▶ Structured figure records:
>> Begin

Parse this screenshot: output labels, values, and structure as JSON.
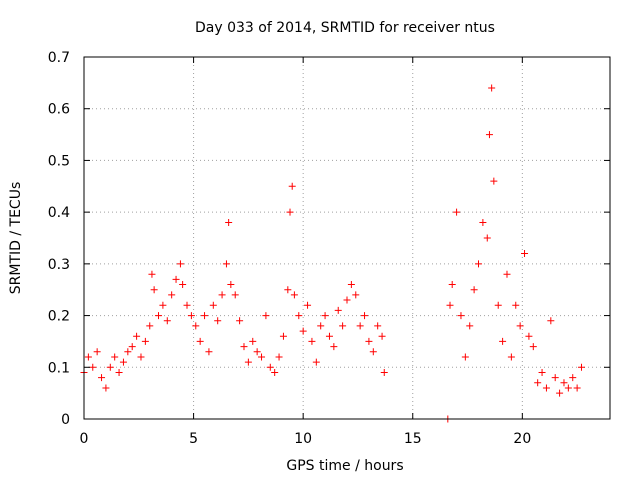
{
  "chart_data": {
    "type": "scatter",
    "title": "Day 033 of 2014, SRMTID for receiver ntus",
    "xlabel": "GPS time / hours",
    "ylabel": "SRMTID / TECUs",
    "xlim": [
      0,
      24
    ],
    "ylim": [
      0,
      0.7
    ],
    "xticks": [
      0,
      5,
      10,
      15,
      20
    ],
    "xtick_labels": [
      "0",
      "5",
      "10",
      "15",
      "20"
    ],
    "yticks": [
      0,
      0.1,
      0.2,
      0.3,
      0.4,
      0.5,
      0.6,
      0.7
    ],
    "ytick_labels": [
      "0",
      "0.1",
      "0.2",
      "0.3",
      "0.4",
      "0.5",
      "0.6",
      "0.7"
    ],
    "grid": true,
    "marker": "plus",
    "color": "#ff0000",
    "series": [
      {
        "name": "SRMTID",
        "x": [
          0.0,
          0.2,
          0.4,
          0.6,
          0.8,
          1.0,
          1.2,
          1.4,
          1.6,
          1.8,
          2.0,
          2.2,
          2.4,
          2.6,
          2.8,
          3.0,
          3.1,
          3.2,
          3.4,
          3.6,
          3.8,
          4.0,
          4.2,
          4.4,
          4.5,
          4.7,
          4.9,
          5.1,
          5.3,
          5.5,
          5.7,
          5.9,
          6.1,
          6.3,
          6.5,
          6.6,
          6.7,
          6.9,
          7.1,
          7.3,
          7.5,
          7.7,
          7.9,
          8.1,
          8.3,
          8.5,
          8.7,
          8.9,
          9.1,
          9.3,
          9.4,
          9.5,
          9.6,
          9.8,
          10.0,
          10.2,
          10.4,
          10.6,
          10.8,
          11.0,
          11.2,
          11.4,
          11.6,
          11.8,
          12.0,
          12.2,
          12.4,
          12.6,
          12.8,
          13.0,
          13.2,
          13.4,
          13.6,
          13.7,
          16.6,
          16.7,
          16.8,
          17.0,
          17.2,
          17.4,
          17.6,
          17.8,
          18.0,
          18.2,
          18.4,
          18.5,
          18.6,
          18.7,
          18.9,
          19.1,
          19.3,
          19.5,
          19.7,
          19.9,
          20.1,
          20.3,
          20.5,
          20.7,
          20.9,
          21.1,
          21.3,
          21.5,
          21.7,
          21.9,
          22.1,
          22.3,
          22.5,
          22.7
        ],
        "y": [
          0.09,
          0.12,
          0.1,
          0.13,
          0.08,
          0.06,
          0.1,
          0.12,
          0.09,
          0.11,
          0.13,
          0.14,
          0.16,
          0.12,
          0.15,
          0.18,
          0.28,
          0.25,
          0.2,
          0.22,
          0.19,
          0.24,
          0.27,
          0.3,
          0.26,
          0.22,
          0.2,
          0.18,
          0.15,
          0.2,
          0.13,
          0.22,
          0.19,
          0.24,
          0.3,
          0.38,
          0.26,
          0.24,
          0.19,
          0.14,
          0.11,
          0.15,
          0.13,
          0.12,
          0.2,
          0.1,
          0.09,
          0.12,
          0.16,
          0.25,
          0.4,
          0.45,
          0.24,
          0.2,
          0.17,
          0.22,
          0.15,
          0.11,
          0.18,
          0.2,
          0.16,
          0.14,
          0.21,
          0.18,
          0.23,
          0.26,
          0.24,
          0.18,
          0.2,
          0.15,
          0.13,
          0.18,
          0.16,
          0.09,
          0.0,
          0.22,
          0.26,
          0.4,
          0.2,
          0.12,
          0.18,
          0.25,
          0.3,
          0.38,
          0.35,
          0.55,
          0.64,
          0.46,
          0.22,
          0.15,
          0.28,
          0.12,
          0.22,
          0.18,
          0.32,
          0.16,
          0.14,
          0.07,
          0.09,
          0.06,
          0.19,
          0.08,
          0.05,
          0.07,
          0.06,
          0.08,
          0.06,
          0.1
        ]
      }
    ]
  }
}
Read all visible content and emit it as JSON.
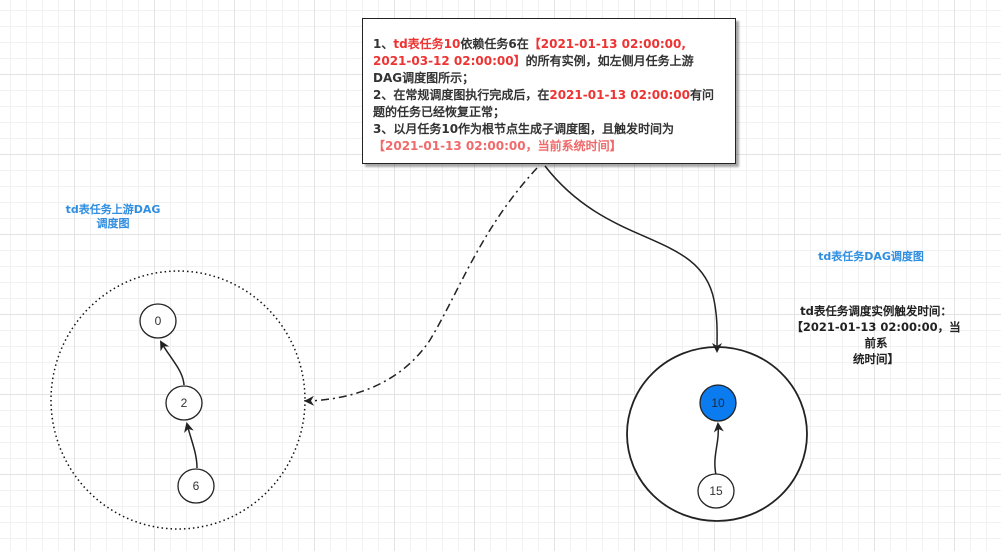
{
  "note": {
    "line1_prefix": "1、",
    "line1_red": "td表任务10",
    "line1_mid": "依赖任务6在",
    "line1_range_a": "【2021-01-13 02:00:00,",
    "line2_range_b": "2021-03-12 02:00:00】",
    "line2_rest": "的所有实例，如左侧月任务上游",
    "line3": "DAG调度图所示；",
    "line4_prefix": "2、在常规调度图执行完成后，在",
    "line4_red": "2021-01-13 02:00:00",
    "line4_rest": "有问",
    "line5": "题的任务已经恢复正常；",
    "line6": "3、以月任务10作为根节点生成子调度图，且触发时间为",
    "line7_red": "【2021-01-13 02:00:00，当前系统时间】"
  },
  "left_graph": {
    "title_line1": "td表任务上游DAG",
    "title_line2": "调度图",
    "nodes": [
      {
        "id": "0"
      },
      {
        "id": "2"
      },
      {
        "id": "6"
      }
    ]
  },
  "right_graph": {
    "title": "td表任务DAG调度图",
    "trigger_line1": "td表任务调度实例触发时间：",
    "trigger_line2": "【2021-01-13 02:00:00，当前系",
    "trigger_line3": "统时间】",
    "nodes": [
      {
        "id": "10"
      },
      {
        "id": "15"
      }
    ]
  },
  "colors": {
    "highlight_node": "#0a7cf0",
    "accent_red": "#ee3333",
    "label_blue": "#2f8ee0"
  }
}
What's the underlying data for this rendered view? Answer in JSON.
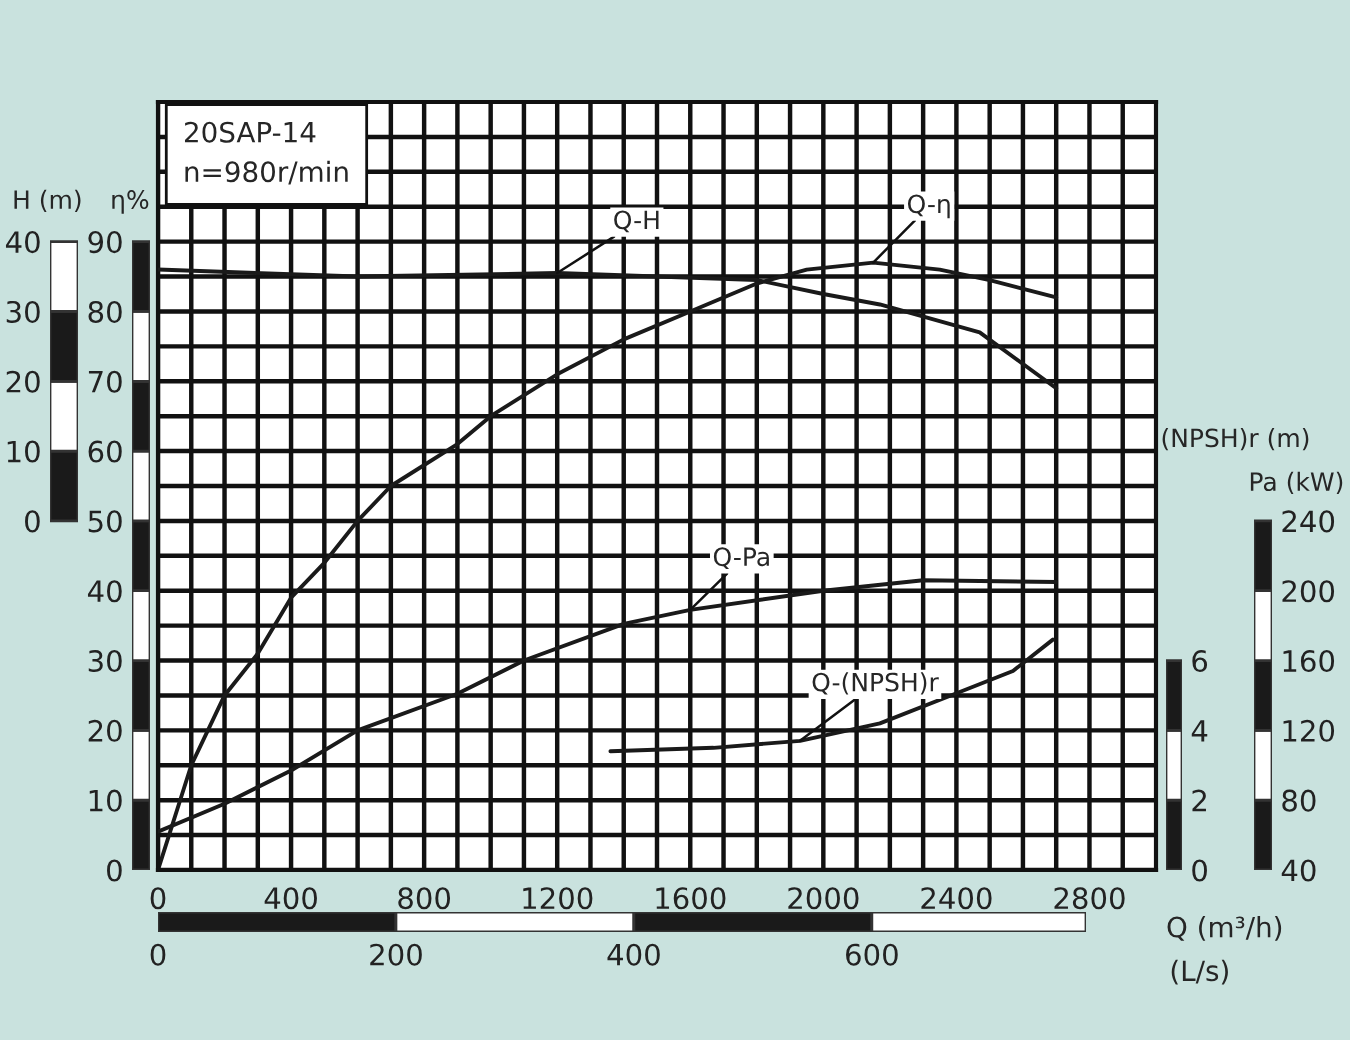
{
  "chart_data": [
    {
      "type": "line",
      "annotations": [
        "20SAP-14",
        "n=980r/min"
      ],
      "xlabel": "Q (m³/h)",
      "x2label": "(L/s)",
      "ylabel": "η%",
      "y2label": "H (m)",
      "y3label": "(NPSH)r (m)",
      "xlim": [
        0,
        3000
      ],
      "xticks": [
        0,
        {
          "value": 100,
          "label": null
        },
        {
          "value": 200,
          "label": null
        },
        {
          "value": 300,
          "label": null
        },
        400,
        {
          "value": 500,
          "label": null
        },
        {
          "value": 600,
          "label": null
        },
        {
          "value": 700,
          "label": null
        },
        800,
        {
          "value": 900,
          "label": null
        },
        {
          "value": 1000,
          "label": null
        },
        {
          "value": 1100,
          "label": null
        },
        1200,
        {
          "value": 1300,
          "label": null
        },
        {
          "value": 1400,
          "label": null
        },
        {
          "value": 1500,
          "label": null
        },
        1600,
        {
          "value": 1700,
          "label": null
        },
        {
          "value": 1800,
          "label": null
        },
        {
          "value": 1900,
          "label": null
        },
        2000,
        {
          "value": 2100,
          "label": null
        },
        {
          "value": 2200,
          "label": null
        },
        {
          "value": 2300,
          "label": null
        },
        2400,
        {
          "value": 2500,
          "label": null
        },
        {
          "value": 2600,
          "label": null
        },
        {
          "value": 2700,
          "label": null
        },
        2800,
        {
          "value": 2900,
          "label": null
        }
      ],
      "x2lim": [
        0,
        780
      ],
      "x2ticks": [
        0,
        200,
        400,
        600
      ],
      "ylim": [
        0,
        110
      ],
      "yticks": [
        0,
        {
          "value": 5,
          "label": null
        },
        10,
        {
          "value": 15,
          "label": null
        },
        20,
        {
          "value": 25,
          "label": null
        },
        30,
        {
          "value": 35,
          "label": null
        },
        40,
        {
          "value": 45,
          "label": null
        },
        50,
        {
          "value": 55,
          "label": null
        },
        60,
        {
          "value": 65,
          "label": null
        },
        70,
        {
          "value": 75,
          "label": null
        },
        80,
        {
          "value": 85,
          "label": null
        },
        90,
        {
          "value": 95,
          "label": null
        },
        {
          "value": 100,
          "label": null
        },
        {
          "value": 105,
          "label": null
        }
      ],
      "y2lim": [
        -50,
        60
      ],
      "y2ticks": [
        0,
        10,
        20,
        30,
        40
      ],
      "y3lim": [
        0,
        22
      ],
      "y3ticks": [
        0,
        2,
        4,
        6
      ],
      "grid": true,
      "series": [
        {
          "name": "Q-H",
          "axis": "y2",
          "color": "#1a1a1a",
          "x": [
            0,
            600,
            1200,
            1800,
            2000,
            2170,
            2470,
            2700
          ],
          "values": [
            36,
            35,
            35.5,
            34.5,
            32.5,
            31,
            27,
            19
          ]
        },
        {
          "name": "Q-η",
          "color": "#1a1a1a",
          "x": [
            0,
            100,
            200,
            300,
            400,
            500,
            600,
            700,
            900,
            1000,
            1200,
            1400,
            1600,
            1800,
            1950,
            2150,
            2350,
            2500,
            2700
          ],
          "values": [
            0,
            15,
            25,
            31,
            39,
            44,
            50,
            55,
            61,
            65,
            71,
            76,
            80,
            84,
            86,
            87,
            86,
            84.5,
            82
          ]
        },
        {
          "name": "Q-(NPSH)r",
          "axis": "y3",
          "color": "#1a1a1a",
          "x": [
            1360,
            1670,
            1930,
            2170,
            2410,
            2570,
            2690
          ],
          "values": [
            3.4,
            3.5,
            3.7,
            4.2,
            5.1,
            5.7,
            6.6
          ]
        }
      ]
    },
    {
      "type": "line",
      "ylabel": "Pa (kW)",
      "xlim": [
        0,
        3000
      ],
      "ylim": [
        40,
        480
      ],
      "yticks": [
        40,
        80,
        120,
        160,
        200,
        240
      ],
      "tick_labels": "y",
      "series": [
        {
          "name": "Q-Pa",
          "color": "#1a1a1a",
          "x": [
            0,
            200,
            400,
            600,
            900,
            1100,
            1400,
            1600,
            2000,
            2300,
            2700
          ],
          "values": [
            62,
            78,
            97,
            120,
            141,
            160,
            181,
            189,
            200,
            206,
            205
          ]
        }
      ]
    }
  ]
}
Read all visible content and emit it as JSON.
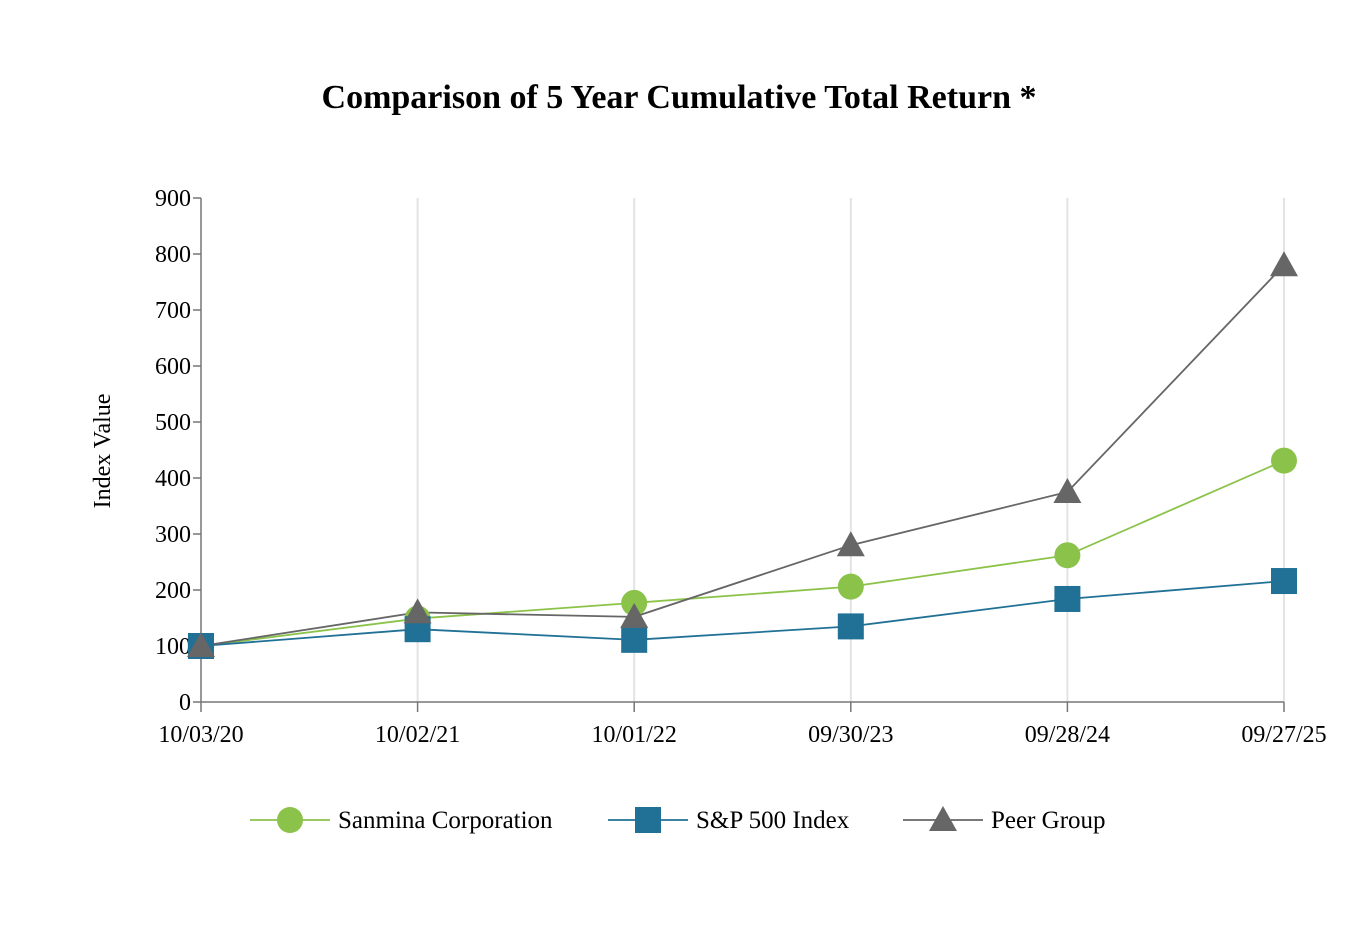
{
  "chart_data": {
    "type": "line",
    "title": "Comparison of 5 Year Cumulative Total Return *",
    "xlabel": "",
    "ylabel": "Index Value",
    "ylim": [
      0,
      900
    ],
    "y_ticks": [
      "0",
      "100",
      "200",
      "300",
      "400",
      "500",
      "600",
      "700",
      "800",
      "900"
    ],
    "categories": [
      "10/03/20",
      "10/02/21",
      "10/01/22",
      "09/30/23",
      "09/28/24",
      "09/27/25"
    ],
    "grid": "vertical",
    "legend_position": "bottom",
    "series": [
      {
        "name": "Sanmina Corporation",
        "marker": "circle",
        "color": "#8bc34a",
        "values": [
          100,
          149,
          177,
          206,
          262,
          431
        ]
      },
      {
        "name": "S&P 500 Index",
        "marker": "square",
        "color": "#217096",
        "values": [
          100,
          130,
          111,
          135,
          184,
          216
        ]
      },
      {
        "name": "Peer Group",
        "marker": "triangle",
        "color": "#666666",
        "values": [
          100,
          160,
          152,
          280,
          375,
          780
        ]
      }
    ]
  }
}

>> End

▶ What to work on:
Pick out every line above that contains the word "xlabel" and copy it.

▶ Solution for this task:
    "xlabel": "GPS time / hours",
      "xlabel": "Q (m³/h)",
    "xlabel": "",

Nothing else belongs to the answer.